Find each line with "document" and copy it.

Given information »
===
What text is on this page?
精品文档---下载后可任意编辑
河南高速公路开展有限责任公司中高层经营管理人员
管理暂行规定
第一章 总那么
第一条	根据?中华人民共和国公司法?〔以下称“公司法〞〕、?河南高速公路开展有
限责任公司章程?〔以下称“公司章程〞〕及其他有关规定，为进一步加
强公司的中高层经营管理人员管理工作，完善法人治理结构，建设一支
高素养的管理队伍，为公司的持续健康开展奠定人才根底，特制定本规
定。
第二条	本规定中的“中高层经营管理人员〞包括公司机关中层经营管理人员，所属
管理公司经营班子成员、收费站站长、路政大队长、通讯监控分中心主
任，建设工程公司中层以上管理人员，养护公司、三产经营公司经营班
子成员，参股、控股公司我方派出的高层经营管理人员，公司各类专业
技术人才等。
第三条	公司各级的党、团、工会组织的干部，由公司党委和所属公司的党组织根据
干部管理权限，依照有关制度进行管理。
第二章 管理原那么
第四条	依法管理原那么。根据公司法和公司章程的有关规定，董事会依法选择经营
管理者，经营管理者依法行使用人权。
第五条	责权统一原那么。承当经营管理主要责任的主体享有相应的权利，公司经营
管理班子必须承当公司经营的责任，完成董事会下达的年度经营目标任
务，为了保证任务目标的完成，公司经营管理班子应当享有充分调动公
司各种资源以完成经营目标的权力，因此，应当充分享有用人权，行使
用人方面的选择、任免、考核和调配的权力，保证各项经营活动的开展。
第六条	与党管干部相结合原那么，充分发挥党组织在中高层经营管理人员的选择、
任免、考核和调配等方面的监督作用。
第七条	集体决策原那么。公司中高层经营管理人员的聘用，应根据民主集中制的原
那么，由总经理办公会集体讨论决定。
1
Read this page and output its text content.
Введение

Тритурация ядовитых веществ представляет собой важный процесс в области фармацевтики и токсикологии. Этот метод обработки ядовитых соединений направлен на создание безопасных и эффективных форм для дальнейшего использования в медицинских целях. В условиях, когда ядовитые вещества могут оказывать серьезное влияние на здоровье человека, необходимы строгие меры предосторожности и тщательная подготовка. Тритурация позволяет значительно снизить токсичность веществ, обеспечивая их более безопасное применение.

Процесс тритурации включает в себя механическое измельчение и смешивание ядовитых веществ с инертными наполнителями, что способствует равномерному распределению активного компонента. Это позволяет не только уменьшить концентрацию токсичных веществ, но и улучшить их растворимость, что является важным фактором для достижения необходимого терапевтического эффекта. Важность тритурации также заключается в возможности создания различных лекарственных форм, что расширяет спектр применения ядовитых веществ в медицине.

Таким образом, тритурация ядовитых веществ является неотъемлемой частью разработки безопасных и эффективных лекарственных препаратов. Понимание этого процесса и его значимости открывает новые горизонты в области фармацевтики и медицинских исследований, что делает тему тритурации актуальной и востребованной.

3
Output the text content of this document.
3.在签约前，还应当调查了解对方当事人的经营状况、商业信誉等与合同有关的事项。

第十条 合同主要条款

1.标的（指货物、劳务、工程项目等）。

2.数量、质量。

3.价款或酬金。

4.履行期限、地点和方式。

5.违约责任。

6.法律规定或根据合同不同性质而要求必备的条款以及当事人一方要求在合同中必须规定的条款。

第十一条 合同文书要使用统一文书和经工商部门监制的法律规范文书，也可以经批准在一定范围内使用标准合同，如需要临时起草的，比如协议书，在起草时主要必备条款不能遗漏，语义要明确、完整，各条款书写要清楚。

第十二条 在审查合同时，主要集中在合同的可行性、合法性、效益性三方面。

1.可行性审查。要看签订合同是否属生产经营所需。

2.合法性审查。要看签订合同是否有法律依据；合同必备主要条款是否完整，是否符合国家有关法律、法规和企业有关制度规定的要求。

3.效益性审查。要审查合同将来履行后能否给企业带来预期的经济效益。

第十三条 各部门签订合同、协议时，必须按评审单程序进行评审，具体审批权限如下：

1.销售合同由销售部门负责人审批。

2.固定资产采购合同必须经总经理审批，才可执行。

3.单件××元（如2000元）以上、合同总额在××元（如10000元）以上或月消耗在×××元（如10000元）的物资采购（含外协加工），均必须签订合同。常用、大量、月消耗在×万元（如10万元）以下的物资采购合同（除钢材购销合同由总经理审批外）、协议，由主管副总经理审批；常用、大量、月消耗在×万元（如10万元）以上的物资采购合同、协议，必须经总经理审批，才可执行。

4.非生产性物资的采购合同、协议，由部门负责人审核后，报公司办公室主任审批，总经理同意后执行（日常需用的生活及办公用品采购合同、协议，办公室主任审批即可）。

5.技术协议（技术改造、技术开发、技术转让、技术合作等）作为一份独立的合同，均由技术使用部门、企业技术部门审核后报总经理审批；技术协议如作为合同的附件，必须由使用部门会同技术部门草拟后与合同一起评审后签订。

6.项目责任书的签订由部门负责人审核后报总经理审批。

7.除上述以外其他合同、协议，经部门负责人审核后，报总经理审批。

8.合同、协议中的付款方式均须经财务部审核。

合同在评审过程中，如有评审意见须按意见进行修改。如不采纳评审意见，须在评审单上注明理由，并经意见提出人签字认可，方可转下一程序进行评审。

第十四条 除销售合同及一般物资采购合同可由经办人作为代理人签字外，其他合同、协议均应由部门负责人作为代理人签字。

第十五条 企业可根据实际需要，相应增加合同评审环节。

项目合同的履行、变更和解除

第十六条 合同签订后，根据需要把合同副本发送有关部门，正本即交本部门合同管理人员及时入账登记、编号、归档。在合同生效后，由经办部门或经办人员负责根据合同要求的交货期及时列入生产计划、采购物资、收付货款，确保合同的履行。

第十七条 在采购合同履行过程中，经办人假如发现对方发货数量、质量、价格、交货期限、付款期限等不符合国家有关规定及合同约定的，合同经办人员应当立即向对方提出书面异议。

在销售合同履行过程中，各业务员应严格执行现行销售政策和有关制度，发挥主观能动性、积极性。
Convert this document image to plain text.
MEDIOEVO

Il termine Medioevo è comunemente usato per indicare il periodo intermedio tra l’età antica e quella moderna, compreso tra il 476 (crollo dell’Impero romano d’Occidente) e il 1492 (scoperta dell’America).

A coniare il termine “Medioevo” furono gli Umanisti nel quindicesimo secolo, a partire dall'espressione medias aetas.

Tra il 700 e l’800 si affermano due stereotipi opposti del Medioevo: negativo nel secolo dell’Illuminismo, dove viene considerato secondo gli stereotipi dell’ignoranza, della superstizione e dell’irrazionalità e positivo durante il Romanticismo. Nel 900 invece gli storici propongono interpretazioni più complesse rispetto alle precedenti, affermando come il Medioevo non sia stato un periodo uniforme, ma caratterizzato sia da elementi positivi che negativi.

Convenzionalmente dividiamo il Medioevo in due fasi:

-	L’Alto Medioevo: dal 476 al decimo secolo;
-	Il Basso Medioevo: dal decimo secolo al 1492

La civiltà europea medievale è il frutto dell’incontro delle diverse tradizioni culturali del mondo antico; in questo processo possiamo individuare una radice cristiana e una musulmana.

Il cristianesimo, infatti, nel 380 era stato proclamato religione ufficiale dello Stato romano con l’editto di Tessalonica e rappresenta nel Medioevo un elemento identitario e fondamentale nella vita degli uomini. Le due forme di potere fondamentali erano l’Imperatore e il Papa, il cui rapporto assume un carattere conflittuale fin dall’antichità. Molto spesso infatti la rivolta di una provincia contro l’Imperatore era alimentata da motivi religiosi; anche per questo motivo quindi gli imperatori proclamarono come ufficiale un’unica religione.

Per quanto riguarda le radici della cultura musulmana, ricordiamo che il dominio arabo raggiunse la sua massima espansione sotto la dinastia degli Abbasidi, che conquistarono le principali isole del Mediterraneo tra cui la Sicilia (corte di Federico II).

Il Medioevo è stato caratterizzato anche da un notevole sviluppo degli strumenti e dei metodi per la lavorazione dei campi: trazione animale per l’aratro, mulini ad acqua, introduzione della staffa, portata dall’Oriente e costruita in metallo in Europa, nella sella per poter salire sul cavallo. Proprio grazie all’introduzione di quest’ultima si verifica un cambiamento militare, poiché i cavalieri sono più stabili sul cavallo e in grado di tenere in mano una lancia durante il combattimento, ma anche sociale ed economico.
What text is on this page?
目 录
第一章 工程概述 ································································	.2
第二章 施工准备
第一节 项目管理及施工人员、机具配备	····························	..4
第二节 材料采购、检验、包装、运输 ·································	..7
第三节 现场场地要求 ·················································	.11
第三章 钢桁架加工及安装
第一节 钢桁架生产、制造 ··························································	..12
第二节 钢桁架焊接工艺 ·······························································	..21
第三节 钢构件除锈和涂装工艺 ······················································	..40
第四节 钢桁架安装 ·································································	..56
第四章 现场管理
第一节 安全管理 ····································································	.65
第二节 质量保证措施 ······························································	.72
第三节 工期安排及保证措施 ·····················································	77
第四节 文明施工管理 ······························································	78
===
Reply »
Output the text content of this document.
Convert this document image to plain text.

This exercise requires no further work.